Dataset records:
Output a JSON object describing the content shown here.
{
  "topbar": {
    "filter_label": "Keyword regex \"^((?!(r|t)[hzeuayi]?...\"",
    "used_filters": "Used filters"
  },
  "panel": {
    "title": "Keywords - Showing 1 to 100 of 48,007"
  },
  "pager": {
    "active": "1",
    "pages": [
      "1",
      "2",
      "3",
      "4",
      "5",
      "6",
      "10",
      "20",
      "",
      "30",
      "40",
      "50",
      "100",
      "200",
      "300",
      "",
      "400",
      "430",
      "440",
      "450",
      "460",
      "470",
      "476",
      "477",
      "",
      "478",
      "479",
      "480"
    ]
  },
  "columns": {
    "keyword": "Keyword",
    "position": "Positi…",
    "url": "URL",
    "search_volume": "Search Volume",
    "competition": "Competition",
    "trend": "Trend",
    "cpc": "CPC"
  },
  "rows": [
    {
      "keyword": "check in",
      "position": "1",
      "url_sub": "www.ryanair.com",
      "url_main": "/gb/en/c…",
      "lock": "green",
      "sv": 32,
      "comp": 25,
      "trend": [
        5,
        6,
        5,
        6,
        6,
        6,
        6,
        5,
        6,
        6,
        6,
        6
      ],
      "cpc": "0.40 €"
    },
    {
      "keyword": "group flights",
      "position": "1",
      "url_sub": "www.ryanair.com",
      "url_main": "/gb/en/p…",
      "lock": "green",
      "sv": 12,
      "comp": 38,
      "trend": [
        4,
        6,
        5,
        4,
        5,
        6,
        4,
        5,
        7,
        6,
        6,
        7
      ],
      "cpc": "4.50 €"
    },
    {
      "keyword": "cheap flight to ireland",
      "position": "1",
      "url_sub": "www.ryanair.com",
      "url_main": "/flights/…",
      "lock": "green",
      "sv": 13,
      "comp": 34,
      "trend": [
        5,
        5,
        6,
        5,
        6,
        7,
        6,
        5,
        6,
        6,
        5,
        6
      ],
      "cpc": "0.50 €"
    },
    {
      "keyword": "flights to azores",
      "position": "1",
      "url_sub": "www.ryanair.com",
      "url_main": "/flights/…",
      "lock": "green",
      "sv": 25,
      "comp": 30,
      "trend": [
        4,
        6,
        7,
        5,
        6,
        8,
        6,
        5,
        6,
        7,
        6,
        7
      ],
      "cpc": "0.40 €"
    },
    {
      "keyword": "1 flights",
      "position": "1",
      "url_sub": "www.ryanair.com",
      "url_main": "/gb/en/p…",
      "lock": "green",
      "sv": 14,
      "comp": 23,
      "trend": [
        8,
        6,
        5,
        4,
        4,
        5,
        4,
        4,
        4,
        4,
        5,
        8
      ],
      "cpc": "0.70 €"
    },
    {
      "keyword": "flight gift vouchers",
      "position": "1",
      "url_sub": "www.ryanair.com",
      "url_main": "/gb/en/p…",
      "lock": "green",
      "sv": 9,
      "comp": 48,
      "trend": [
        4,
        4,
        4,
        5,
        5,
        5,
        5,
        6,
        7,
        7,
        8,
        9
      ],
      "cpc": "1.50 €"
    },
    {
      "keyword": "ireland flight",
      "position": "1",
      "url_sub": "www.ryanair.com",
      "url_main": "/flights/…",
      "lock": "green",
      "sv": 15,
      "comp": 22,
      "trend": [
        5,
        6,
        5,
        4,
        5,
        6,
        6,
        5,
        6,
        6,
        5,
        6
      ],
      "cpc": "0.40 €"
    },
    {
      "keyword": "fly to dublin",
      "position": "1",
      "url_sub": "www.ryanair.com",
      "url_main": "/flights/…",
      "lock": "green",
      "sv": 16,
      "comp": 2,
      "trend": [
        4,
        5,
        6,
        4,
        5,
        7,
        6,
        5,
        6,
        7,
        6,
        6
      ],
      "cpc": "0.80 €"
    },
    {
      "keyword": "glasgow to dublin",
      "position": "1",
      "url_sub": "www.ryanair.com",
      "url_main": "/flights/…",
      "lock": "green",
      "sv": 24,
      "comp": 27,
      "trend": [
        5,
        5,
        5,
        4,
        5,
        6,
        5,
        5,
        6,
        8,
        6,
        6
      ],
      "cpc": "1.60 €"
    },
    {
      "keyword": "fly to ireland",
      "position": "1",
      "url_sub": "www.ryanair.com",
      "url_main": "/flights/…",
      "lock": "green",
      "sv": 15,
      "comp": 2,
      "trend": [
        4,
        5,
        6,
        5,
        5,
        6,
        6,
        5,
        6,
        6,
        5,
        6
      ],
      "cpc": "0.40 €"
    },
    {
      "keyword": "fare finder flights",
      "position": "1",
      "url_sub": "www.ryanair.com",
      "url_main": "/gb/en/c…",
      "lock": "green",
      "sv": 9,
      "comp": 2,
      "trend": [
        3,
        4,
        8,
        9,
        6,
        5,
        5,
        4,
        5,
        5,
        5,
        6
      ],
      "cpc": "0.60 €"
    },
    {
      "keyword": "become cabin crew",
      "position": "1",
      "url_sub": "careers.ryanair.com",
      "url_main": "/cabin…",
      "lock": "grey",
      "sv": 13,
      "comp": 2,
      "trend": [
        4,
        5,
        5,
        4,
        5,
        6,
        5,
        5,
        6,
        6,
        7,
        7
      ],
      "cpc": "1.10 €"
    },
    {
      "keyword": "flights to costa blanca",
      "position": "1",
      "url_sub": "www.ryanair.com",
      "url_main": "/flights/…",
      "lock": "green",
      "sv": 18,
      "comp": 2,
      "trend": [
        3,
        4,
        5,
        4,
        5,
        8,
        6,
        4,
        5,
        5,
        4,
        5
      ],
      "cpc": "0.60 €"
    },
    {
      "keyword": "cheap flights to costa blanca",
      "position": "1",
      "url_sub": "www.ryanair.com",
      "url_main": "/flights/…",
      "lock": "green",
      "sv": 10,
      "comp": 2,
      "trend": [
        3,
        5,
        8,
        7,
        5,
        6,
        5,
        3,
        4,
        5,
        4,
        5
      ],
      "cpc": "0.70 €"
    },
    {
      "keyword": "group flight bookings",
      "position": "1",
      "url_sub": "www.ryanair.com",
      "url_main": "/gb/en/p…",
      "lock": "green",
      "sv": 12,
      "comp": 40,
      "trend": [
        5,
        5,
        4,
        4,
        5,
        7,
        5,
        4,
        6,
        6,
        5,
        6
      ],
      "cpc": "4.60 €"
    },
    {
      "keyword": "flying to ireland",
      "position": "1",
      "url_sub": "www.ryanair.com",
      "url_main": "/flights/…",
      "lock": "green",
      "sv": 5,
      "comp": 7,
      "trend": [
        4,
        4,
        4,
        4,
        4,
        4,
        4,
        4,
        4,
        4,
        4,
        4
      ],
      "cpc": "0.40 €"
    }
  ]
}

## Task description
From the entries above, collect every line with the string "ireland" in it.

## Exercise result
      "keyword": "cheap flight to ireland",
      "keyword": "ireland flight",
      "keyword": "fly to ireland",
      "keyword": "flying to ireland",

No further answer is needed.